DATA LINES:
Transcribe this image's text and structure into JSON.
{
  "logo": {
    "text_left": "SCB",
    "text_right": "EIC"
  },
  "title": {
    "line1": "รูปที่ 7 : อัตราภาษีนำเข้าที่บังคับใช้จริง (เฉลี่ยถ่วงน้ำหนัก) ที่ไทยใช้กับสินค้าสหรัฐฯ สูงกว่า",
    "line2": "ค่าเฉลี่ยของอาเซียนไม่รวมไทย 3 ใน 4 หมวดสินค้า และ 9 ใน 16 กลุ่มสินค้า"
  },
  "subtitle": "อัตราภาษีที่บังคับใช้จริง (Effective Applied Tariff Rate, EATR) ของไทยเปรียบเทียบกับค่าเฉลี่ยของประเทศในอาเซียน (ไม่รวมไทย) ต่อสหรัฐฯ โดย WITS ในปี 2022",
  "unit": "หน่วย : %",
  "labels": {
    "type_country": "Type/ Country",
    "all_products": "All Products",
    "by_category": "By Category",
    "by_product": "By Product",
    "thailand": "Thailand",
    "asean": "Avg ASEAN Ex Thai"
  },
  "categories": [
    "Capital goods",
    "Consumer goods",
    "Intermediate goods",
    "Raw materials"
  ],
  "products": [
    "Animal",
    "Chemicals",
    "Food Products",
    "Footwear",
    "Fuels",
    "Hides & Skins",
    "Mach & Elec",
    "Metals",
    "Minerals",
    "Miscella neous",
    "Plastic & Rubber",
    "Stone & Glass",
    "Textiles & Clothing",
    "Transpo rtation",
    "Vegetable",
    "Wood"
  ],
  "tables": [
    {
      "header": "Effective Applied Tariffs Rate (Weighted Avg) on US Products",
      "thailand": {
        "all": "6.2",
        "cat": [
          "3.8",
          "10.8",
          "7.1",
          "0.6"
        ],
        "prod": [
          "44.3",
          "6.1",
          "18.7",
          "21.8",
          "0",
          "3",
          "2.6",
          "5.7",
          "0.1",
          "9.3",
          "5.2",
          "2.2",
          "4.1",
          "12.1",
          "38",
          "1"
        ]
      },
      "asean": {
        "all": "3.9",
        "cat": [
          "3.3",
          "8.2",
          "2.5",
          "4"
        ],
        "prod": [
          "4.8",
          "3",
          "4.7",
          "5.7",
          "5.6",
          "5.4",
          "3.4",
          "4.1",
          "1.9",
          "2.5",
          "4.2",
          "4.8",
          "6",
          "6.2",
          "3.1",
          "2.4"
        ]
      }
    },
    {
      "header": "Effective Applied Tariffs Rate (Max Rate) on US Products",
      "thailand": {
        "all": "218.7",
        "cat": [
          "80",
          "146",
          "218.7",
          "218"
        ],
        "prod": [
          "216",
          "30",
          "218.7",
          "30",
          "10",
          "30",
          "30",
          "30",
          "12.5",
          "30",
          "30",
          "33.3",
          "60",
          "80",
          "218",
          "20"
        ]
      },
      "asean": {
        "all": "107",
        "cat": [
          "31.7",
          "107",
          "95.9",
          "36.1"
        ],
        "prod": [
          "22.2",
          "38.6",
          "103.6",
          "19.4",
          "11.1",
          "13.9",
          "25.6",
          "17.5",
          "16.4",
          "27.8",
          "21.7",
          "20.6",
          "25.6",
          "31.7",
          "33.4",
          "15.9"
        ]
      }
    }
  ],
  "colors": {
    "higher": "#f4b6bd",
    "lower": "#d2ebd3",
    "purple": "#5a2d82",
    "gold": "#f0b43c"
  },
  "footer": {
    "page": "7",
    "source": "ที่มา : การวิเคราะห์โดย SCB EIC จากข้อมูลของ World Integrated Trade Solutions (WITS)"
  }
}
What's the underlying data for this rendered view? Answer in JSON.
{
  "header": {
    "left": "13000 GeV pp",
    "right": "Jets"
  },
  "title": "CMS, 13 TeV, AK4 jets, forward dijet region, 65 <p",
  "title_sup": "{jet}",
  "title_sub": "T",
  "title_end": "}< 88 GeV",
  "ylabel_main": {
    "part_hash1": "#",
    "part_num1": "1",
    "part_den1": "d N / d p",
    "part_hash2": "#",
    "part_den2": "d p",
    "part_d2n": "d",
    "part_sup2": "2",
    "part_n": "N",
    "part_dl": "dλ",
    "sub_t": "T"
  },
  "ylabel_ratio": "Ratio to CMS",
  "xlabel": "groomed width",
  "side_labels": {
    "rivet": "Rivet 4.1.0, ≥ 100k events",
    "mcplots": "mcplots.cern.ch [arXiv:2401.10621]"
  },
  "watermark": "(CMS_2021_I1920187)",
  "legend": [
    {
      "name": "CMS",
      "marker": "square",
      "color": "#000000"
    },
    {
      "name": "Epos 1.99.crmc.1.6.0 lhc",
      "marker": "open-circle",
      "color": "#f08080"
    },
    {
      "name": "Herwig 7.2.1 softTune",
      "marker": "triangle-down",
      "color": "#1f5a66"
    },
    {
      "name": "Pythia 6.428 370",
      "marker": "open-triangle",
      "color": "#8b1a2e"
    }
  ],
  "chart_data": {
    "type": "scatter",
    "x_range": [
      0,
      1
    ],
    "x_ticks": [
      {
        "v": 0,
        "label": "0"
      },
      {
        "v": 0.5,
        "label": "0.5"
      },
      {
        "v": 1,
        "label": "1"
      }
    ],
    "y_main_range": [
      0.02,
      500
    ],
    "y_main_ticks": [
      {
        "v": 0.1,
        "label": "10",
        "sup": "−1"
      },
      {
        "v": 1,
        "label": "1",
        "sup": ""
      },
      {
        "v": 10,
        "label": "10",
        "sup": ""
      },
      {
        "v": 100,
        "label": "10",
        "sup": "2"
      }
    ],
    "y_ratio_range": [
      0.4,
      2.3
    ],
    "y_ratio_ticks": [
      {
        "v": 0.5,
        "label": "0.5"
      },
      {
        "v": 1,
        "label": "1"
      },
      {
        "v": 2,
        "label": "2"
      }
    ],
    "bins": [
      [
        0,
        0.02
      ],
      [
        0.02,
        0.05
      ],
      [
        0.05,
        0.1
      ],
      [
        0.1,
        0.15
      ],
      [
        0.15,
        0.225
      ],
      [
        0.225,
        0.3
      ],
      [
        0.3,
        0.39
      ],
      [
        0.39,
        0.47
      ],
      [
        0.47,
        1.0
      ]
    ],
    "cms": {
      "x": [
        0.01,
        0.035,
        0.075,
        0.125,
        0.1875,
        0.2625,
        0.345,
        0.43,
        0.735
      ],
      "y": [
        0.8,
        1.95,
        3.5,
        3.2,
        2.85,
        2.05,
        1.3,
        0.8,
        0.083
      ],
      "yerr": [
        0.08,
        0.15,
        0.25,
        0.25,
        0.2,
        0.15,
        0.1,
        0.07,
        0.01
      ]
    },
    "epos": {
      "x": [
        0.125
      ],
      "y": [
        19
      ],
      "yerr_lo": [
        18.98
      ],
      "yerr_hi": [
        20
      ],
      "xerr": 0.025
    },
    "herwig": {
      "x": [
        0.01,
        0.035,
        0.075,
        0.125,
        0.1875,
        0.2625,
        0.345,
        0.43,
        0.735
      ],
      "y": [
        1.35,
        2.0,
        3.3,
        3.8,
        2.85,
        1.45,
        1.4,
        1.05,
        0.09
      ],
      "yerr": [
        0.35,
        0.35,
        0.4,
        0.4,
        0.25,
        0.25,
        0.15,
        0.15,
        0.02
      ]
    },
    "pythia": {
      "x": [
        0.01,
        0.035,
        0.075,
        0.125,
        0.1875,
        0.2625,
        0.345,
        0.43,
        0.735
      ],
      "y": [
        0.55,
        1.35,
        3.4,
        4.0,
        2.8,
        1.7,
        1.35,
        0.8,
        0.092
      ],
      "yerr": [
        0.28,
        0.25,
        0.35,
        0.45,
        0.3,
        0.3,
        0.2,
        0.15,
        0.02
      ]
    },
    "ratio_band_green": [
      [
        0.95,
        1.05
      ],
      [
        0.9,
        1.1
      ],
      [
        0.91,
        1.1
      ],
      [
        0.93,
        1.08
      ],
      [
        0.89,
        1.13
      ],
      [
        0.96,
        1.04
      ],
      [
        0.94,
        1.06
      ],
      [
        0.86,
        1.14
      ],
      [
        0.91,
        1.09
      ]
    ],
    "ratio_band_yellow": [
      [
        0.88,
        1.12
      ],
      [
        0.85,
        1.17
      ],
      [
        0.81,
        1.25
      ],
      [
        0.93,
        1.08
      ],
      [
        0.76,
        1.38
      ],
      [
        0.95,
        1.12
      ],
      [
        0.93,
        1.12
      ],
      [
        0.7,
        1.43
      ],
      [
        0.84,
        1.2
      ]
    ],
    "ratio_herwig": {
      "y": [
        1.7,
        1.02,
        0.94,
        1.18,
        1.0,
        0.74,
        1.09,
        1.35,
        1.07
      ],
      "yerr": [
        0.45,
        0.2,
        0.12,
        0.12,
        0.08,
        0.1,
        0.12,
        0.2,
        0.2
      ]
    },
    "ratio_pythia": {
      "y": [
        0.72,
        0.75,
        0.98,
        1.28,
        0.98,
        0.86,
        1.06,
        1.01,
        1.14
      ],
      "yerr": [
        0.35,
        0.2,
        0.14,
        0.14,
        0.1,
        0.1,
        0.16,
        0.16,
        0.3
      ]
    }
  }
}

WRITTEN PROBLEM: Above are entries; state the number of lines among them that contain "this", and nothing else.

TASK SOLUTION: 2